### DIRECTION
Retype the lines starting with the line that contains "List every element" and going on through the line that contains "status-signal-2: ▼ 📶 🔋 — [650, 521, 682, 530]", leaving the pictures out of your answer.

### LISTED ENTRIES
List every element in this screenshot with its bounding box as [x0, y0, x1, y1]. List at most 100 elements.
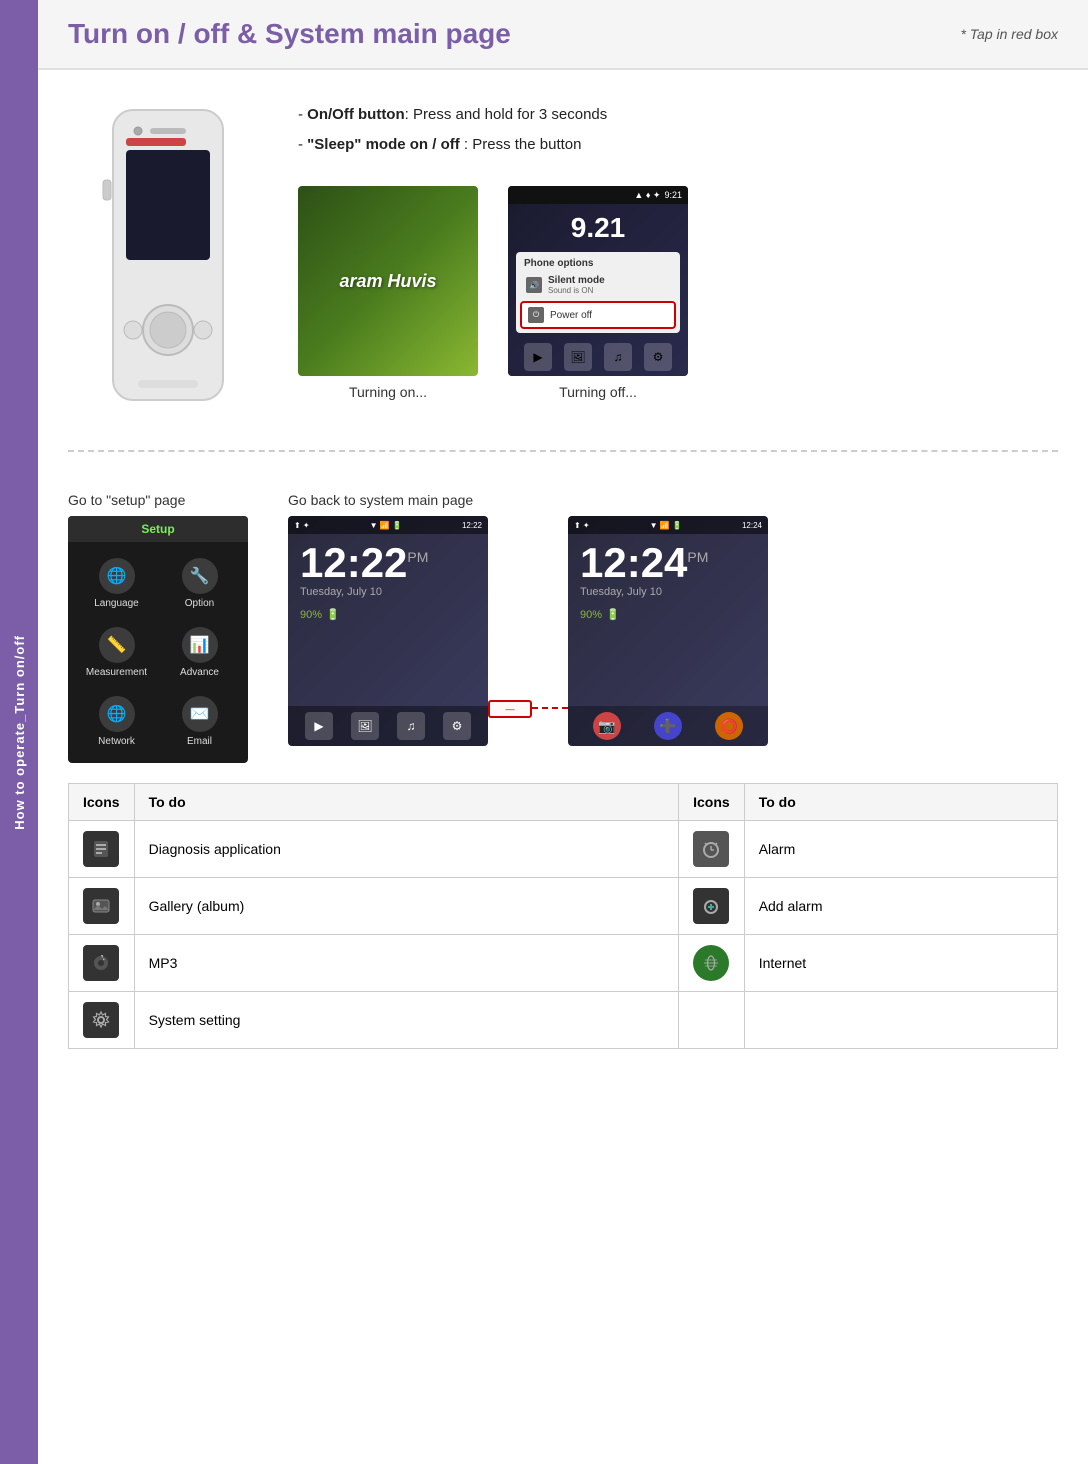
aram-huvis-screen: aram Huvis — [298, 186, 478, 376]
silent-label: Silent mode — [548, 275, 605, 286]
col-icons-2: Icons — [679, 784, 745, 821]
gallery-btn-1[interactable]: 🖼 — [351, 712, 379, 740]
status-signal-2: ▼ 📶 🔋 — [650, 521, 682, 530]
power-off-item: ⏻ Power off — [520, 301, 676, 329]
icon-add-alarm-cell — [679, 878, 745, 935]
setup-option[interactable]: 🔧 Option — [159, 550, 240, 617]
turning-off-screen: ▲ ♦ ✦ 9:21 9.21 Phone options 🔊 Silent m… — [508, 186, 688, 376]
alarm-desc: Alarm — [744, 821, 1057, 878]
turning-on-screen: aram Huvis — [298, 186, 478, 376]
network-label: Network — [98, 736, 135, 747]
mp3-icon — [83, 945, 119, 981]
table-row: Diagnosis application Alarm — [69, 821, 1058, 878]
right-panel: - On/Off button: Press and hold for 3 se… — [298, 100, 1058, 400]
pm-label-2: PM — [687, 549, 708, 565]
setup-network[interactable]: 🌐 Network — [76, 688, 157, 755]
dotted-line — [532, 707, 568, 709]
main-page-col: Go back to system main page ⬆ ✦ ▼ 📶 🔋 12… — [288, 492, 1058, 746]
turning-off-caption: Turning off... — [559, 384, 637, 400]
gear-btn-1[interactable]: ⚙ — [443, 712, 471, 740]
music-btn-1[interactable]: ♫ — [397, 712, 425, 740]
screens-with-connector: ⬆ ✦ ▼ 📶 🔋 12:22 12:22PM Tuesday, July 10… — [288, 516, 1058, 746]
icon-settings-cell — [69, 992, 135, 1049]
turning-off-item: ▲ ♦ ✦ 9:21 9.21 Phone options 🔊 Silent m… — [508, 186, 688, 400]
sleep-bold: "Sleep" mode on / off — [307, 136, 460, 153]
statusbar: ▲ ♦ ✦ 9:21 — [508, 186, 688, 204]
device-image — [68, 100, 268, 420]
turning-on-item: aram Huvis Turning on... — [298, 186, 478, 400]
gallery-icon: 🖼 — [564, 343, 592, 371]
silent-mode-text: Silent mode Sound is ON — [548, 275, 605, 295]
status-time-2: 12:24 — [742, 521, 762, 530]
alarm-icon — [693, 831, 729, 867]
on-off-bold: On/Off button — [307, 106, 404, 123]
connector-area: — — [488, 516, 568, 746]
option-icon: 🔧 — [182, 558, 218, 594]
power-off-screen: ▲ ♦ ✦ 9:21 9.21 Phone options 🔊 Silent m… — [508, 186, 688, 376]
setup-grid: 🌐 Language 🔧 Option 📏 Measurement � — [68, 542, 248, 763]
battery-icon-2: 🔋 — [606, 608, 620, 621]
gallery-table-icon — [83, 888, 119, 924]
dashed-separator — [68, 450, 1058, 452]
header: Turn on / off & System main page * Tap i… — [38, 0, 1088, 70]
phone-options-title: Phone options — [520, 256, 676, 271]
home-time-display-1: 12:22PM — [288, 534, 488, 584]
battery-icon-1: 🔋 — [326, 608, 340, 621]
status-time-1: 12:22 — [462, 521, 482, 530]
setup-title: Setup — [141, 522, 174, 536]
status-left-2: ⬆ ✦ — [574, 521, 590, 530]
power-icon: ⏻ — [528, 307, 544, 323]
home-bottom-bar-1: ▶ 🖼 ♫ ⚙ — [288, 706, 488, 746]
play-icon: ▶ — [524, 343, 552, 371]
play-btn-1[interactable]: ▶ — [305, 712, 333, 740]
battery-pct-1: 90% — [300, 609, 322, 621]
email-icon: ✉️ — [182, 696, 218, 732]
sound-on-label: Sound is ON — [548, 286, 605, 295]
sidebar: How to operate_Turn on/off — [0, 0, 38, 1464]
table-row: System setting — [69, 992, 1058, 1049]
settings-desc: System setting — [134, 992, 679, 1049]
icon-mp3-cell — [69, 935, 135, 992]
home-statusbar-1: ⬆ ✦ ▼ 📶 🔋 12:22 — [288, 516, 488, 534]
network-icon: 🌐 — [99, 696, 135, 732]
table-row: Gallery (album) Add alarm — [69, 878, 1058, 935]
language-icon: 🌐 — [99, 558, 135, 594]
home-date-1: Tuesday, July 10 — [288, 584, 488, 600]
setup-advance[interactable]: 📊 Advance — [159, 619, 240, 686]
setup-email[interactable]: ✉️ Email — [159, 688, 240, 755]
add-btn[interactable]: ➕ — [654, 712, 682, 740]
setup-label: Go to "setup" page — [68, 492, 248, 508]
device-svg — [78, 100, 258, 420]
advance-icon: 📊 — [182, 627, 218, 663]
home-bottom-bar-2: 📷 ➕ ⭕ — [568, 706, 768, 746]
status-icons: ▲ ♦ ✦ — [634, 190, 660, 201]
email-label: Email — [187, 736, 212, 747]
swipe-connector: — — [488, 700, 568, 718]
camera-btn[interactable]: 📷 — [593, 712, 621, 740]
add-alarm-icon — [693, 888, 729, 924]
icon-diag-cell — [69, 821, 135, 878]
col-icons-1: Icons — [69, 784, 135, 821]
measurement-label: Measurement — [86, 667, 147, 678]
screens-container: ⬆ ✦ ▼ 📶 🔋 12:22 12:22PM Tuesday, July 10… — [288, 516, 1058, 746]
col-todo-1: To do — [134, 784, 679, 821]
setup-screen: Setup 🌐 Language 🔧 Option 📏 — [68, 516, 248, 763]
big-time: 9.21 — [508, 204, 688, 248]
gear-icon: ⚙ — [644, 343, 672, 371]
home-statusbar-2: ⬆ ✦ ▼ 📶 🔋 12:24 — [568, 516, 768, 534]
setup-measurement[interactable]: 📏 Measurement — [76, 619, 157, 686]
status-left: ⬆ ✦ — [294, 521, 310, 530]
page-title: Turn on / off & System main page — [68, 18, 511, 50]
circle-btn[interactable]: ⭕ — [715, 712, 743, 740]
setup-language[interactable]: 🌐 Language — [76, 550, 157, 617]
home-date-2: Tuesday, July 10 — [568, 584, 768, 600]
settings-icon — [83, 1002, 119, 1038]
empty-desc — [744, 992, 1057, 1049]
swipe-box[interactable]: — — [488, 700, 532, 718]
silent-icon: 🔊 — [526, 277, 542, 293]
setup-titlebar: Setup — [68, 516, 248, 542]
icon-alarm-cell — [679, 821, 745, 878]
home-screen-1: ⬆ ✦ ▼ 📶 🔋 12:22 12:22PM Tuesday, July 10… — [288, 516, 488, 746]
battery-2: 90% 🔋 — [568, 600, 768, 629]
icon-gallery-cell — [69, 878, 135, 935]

* * *

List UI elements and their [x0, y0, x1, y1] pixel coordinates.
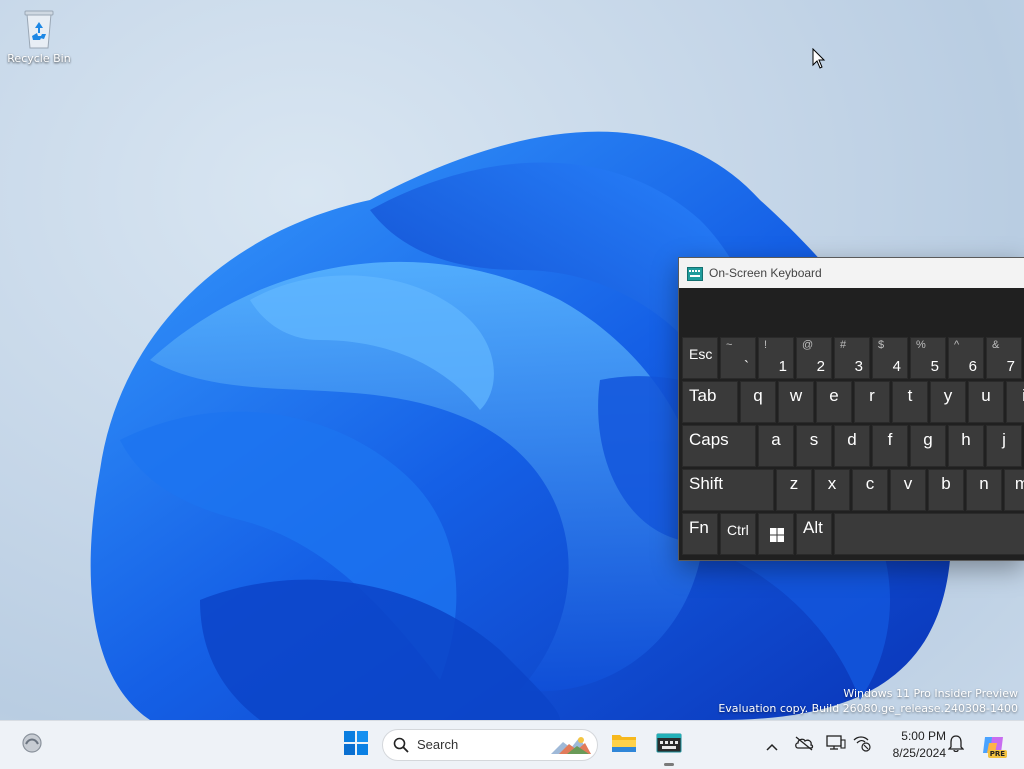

### RESPONSE
List every element in this screenshot with its bounding box as [x0, y0, x1, y1]. List at most 100 elements.
aram-huvis-screen: aram Huvis — [298, 186, 478, 376]
silent-label: Silent mode — [548, 275, 605, 286]
col-icons-2: Icons — [679, 784, 745, 821]
gallery-btn-1[interactable]: 🖼 — [351, 712, 379, 740]
status-signal-2: ▼ 📶 🔋 — [650, 521, 682, 530]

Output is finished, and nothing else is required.